Start of PROVIDED INFORMATION
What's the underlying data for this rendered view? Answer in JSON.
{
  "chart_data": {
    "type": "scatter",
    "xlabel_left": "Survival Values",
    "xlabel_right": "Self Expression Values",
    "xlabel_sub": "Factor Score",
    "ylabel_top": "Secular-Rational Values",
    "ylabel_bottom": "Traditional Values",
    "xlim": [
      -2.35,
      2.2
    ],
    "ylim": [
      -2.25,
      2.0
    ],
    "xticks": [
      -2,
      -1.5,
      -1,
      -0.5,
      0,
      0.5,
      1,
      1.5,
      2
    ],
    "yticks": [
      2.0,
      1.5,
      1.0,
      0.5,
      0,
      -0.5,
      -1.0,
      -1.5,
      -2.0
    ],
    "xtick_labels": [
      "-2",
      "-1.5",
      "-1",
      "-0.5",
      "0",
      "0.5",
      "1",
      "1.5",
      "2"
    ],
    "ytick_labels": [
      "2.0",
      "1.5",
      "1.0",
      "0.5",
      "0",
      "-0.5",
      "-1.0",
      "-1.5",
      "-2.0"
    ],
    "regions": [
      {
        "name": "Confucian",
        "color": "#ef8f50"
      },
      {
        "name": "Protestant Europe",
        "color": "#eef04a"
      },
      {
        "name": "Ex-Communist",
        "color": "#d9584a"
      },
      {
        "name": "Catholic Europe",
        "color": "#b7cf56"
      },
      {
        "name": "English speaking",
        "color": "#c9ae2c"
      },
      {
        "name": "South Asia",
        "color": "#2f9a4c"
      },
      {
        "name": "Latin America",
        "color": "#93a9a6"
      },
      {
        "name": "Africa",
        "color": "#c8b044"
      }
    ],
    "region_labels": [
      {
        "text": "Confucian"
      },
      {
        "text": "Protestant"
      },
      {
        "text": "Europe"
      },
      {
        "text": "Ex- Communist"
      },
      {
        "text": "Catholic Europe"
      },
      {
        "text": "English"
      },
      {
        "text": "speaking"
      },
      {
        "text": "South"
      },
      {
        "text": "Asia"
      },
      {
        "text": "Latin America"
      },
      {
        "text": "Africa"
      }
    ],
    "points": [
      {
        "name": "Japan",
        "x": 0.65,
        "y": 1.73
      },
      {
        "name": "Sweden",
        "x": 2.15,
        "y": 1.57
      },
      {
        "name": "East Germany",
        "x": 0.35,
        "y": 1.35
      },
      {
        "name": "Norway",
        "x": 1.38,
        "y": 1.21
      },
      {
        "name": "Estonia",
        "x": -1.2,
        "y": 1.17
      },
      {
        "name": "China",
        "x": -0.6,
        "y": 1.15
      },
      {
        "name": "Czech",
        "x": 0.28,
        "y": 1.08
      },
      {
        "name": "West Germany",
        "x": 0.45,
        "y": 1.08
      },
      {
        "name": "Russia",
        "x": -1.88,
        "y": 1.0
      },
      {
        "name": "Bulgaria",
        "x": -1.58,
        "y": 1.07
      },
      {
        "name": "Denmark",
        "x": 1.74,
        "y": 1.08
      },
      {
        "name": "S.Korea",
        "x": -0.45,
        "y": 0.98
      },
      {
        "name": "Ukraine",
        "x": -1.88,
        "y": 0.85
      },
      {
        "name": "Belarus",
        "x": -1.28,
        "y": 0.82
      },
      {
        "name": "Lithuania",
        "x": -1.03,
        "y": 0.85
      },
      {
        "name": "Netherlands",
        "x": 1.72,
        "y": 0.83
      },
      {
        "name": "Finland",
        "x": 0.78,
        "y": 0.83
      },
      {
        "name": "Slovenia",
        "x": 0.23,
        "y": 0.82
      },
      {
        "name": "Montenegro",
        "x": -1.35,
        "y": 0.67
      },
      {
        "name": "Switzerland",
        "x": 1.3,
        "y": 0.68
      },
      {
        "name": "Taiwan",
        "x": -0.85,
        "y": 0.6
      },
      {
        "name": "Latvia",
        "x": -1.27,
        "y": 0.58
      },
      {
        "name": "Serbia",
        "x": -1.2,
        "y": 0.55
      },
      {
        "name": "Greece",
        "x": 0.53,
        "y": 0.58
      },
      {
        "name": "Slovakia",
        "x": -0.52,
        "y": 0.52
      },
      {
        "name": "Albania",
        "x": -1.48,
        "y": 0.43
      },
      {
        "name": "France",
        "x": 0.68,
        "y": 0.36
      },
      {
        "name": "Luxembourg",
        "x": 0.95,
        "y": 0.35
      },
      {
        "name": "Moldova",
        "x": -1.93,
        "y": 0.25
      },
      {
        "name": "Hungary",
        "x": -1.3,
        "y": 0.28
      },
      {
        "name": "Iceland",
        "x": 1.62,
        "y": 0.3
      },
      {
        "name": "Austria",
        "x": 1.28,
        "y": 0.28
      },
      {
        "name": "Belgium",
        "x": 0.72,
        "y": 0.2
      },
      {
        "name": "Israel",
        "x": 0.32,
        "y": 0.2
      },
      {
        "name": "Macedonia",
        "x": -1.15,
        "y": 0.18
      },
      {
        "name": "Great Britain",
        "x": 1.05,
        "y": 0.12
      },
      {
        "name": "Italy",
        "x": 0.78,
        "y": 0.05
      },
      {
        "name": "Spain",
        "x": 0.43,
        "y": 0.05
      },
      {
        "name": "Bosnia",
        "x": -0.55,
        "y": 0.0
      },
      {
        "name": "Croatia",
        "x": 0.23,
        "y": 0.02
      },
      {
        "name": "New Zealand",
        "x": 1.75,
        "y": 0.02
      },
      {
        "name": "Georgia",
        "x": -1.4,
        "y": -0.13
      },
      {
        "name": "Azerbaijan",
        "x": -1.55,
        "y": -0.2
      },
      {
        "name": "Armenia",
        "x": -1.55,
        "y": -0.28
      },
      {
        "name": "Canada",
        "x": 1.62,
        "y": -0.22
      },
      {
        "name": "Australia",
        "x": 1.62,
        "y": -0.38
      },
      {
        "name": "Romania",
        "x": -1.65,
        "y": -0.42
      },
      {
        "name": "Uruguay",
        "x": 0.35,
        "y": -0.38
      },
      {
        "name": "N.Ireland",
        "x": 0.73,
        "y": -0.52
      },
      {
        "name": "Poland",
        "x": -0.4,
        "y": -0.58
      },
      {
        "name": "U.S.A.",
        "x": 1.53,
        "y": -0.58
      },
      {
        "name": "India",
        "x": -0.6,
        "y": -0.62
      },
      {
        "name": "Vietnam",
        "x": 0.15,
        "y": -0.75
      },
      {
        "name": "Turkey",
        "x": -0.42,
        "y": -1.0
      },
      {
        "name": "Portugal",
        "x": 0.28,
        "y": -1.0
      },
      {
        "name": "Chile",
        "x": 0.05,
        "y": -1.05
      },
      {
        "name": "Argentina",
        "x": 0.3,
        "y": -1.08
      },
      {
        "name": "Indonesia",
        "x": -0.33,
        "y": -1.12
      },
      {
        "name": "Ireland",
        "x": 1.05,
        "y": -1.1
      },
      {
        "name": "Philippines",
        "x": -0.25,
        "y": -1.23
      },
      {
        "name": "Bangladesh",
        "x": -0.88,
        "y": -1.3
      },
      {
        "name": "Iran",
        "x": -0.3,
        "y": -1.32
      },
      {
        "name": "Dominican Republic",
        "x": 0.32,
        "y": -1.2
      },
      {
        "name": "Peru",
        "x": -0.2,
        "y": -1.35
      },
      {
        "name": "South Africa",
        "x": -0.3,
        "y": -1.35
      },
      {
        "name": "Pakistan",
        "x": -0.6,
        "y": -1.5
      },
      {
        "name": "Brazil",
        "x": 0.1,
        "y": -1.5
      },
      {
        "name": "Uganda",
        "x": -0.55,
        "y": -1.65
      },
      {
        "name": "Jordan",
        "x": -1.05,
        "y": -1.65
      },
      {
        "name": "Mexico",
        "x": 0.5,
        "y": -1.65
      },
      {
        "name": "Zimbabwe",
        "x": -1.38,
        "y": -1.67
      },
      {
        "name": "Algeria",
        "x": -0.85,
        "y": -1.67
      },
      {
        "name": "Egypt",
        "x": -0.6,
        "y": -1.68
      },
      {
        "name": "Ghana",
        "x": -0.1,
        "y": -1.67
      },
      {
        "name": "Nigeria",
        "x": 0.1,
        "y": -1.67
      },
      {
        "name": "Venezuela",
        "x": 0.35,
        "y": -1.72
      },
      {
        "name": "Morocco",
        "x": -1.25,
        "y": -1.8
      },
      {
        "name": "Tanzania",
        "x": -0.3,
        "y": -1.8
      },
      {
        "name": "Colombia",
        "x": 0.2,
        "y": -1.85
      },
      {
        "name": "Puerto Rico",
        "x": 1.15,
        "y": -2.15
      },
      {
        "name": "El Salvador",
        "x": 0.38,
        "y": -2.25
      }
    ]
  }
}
End of PROVIDED INFORMATION
◆ **REQUIREMENT**
Pull every line holding "South" out of the records.

◆ **ANSWER TO THIS PROBLEM**
        "name": "South Asia",
        "text": "South"
        "name": "South Africa",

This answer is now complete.